-- Start of Entries supplied --

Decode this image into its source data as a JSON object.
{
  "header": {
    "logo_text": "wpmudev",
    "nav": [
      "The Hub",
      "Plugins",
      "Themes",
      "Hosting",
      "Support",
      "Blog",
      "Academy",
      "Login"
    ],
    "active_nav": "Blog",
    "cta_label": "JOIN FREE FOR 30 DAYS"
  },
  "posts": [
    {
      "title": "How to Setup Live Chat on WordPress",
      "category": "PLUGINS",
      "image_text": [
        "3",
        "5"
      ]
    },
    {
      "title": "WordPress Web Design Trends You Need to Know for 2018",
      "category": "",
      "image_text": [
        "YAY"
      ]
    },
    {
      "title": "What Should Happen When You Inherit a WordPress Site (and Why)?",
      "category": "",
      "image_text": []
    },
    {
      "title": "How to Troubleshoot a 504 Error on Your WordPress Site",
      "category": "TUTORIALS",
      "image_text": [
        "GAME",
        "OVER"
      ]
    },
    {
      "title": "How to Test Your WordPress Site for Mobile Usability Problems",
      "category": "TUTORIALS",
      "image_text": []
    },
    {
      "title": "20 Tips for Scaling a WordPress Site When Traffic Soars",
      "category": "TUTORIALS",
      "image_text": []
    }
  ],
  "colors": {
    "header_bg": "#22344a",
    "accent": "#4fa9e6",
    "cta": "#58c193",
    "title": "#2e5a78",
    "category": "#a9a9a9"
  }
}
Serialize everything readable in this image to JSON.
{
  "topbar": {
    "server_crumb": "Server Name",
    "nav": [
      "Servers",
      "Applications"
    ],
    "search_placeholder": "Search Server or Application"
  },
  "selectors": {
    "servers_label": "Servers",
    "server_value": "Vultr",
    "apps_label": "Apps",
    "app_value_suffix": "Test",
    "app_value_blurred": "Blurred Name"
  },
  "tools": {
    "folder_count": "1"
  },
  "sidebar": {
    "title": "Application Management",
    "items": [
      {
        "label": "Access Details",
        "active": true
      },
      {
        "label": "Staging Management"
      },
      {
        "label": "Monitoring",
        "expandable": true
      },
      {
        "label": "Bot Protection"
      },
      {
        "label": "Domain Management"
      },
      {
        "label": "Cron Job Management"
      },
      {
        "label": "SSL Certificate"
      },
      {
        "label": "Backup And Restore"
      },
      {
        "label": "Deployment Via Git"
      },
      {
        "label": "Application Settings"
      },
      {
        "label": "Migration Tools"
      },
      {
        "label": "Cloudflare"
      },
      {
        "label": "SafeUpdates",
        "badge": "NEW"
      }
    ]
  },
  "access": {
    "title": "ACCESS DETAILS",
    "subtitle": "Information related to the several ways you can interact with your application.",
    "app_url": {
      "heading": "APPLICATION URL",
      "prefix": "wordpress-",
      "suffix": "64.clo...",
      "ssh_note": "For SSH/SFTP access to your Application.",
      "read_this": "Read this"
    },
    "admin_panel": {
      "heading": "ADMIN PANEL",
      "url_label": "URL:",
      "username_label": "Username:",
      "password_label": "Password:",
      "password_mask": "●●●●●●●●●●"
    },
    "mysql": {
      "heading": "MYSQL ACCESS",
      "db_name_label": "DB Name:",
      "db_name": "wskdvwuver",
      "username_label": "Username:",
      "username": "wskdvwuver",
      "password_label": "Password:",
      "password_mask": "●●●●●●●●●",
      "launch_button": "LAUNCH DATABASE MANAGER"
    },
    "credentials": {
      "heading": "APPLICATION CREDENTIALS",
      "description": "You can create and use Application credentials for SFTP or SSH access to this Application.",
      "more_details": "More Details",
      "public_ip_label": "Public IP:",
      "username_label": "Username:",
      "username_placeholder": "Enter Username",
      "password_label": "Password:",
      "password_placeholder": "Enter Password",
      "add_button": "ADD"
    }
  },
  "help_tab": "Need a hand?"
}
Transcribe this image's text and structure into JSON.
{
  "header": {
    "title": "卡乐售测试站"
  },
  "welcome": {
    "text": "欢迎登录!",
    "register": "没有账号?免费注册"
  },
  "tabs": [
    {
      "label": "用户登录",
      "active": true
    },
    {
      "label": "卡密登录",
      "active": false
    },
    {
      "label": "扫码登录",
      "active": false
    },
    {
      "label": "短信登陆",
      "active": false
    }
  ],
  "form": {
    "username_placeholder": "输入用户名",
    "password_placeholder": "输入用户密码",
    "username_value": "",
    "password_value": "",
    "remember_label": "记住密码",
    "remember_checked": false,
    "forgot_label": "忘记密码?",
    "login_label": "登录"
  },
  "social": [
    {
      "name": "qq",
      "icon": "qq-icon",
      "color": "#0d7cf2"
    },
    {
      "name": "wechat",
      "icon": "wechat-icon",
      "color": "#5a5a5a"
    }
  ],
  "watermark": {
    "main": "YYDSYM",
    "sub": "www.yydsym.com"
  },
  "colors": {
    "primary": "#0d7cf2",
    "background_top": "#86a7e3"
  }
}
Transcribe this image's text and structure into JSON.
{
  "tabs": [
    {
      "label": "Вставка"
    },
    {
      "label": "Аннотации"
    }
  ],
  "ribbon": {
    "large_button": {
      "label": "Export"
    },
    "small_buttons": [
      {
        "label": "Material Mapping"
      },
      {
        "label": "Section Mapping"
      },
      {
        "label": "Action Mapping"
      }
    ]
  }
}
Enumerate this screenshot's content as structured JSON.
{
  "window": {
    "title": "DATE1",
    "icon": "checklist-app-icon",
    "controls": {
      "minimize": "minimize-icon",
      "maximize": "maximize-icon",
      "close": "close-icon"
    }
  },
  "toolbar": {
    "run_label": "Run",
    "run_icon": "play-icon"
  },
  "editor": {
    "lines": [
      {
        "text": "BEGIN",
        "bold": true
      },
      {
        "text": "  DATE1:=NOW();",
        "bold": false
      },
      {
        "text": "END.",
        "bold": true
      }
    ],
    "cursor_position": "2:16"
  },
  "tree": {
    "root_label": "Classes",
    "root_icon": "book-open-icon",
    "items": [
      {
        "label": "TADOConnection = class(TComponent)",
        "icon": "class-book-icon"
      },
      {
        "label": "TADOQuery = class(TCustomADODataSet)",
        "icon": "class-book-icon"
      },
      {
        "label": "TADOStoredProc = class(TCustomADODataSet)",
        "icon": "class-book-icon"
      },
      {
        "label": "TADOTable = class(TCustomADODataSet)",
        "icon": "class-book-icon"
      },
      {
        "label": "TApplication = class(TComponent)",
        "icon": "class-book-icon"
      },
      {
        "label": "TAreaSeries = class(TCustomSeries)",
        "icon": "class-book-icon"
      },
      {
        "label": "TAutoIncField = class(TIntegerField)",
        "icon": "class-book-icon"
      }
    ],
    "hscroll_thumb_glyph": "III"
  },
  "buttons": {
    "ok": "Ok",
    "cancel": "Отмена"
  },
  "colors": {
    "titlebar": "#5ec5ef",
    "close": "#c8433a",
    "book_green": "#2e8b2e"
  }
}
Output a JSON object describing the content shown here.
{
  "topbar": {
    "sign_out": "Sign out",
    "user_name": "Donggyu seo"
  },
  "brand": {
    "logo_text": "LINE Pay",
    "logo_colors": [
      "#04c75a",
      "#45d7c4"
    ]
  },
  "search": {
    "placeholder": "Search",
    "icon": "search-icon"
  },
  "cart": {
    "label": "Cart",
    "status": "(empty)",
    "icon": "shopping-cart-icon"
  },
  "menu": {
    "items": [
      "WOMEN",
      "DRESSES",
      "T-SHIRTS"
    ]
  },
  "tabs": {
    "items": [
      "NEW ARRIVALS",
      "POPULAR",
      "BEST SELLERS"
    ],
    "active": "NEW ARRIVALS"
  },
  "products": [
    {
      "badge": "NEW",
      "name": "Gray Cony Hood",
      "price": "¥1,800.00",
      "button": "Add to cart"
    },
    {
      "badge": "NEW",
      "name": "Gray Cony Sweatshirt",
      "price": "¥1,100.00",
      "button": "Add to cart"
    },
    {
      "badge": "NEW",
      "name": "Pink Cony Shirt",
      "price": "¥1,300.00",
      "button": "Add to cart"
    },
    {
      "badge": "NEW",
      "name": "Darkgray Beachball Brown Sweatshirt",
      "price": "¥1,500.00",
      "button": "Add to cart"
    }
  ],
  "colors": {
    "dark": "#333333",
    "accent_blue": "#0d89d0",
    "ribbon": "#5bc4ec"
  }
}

-- End of Entries supplied --

What the task requires: Tally up the lines in the records containing the word "price", then give the count and nothing else.

Response to this task: 4